RECORDS SHOWN start

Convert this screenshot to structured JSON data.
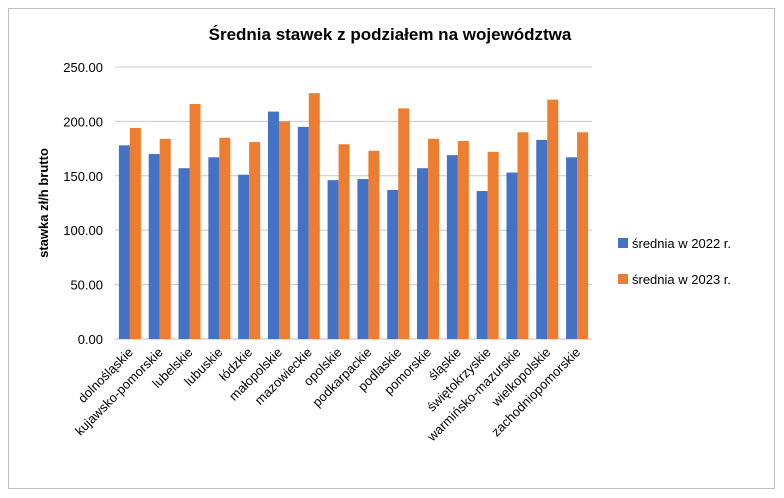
{
  "chart_data": {
    "type": "bar",
    "title": "Średnia stawek z podziałem na województwa",
    "xlabel": "",
    "ylabel": "stawka zł/h brutto",
    "ylim": [
      0,
      250
    ],
    "yticks": [
      "0.00",
      "50.00",
      "100.00",
      "150.00",
      "200.00",
      "250.00"
    ],
    "grid": true,
    "legend_position": "right",
    "categories": [
      "dolnośląskie",
      "kujawsko-pomorskie",
      "lubelskie",
      "lubuskie",
      "łódzkie",
      "małopolskie",
      "mazowieckie",
      "opolskie",
      "podkarpackie",
      "podlaskie",
      "pomorskie",
      "śląskie",
      "świętokrzyskie",
      "warmińsko-mazurskie",
      "wielkopolskie",
      "zachodniopomorskie"
    ],
    "series": [
      {
        "name": "średnia w 2022 r.",
        "color": "#4472c4",
        "values": [
          178,
          170,
          157,
          167,
          151,
          209,
          195,
          146,
          147,
          137,
          157,
          169,
          136,
          153,
          183,
          167
        ]
      },
      {
        "name": "średnia w 2023 r.",
        "color": "#ed7d31",
        "values": [
          194,
          184,
          216,
          185,
          181,
          200,
          226,
          179,
          173,
          212,
          184,
          182,
          172,
          190,
          220,
          190
        ]
      }
    ]
  }
}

RECORDS SHOWN end

-- PROBLEM REQUIREMENTS --
Reproduce the material word for word. Any pictures should be left out of the copy.

-- EXERCISE OUTPUT --
Convert this screenshot to structured JSON data.
{
  "chart_data": {
    "type": "bar",
    "title": "Średnia stawek z podziałem na województwa",
    "xlabel": "",
    "ylabel": "stawka zł/h brutto",
    "ylim": [
      0,
      250
    ],
    "yticks": [
      "0.00",
      "50.00",
      "100.00",
      "150.00",
      "200.00",
      "250.00"
    ],
    "grid": true,
    "legend_position": "right",
    "categories": [
      "dolnośląskie",
      "kujawsko-pomorskie",
      "lubelskie",
      "lubuskie",
      "łódzkie",
      "małopolskie",
      "mazowieckie",
      "opolskie",
      "podkarpackie",
      "podlaskie",
      "pomorskie",
      "śląskie",
      "świętokrzyskie",
      "warmińsko-mazurskie",
      "wielkopolskie",
      "zachodniopomorskie"
    ],
    "series": [
      {
        "name": "średnia w 2022 r.",
        "color": "#4472c4",
        "values": [
          178,
          170,
          157,
          167,
          151,
          209,
          195,
          146,
          147,
          137,
          157,
          169,
          136,
          153,
          183,
          167
        ]
      },
      {
        "name": "średnia w 2023 r.",
        "color": "#ed7d31",
        "values": [
          194,
          184,
          216,
          185,
          181,
          200,
          226,
          179,
          173,
          212,
          184,
          182,
          172,
          190,
          220,
          190
        ]
      }
    ]
  }
}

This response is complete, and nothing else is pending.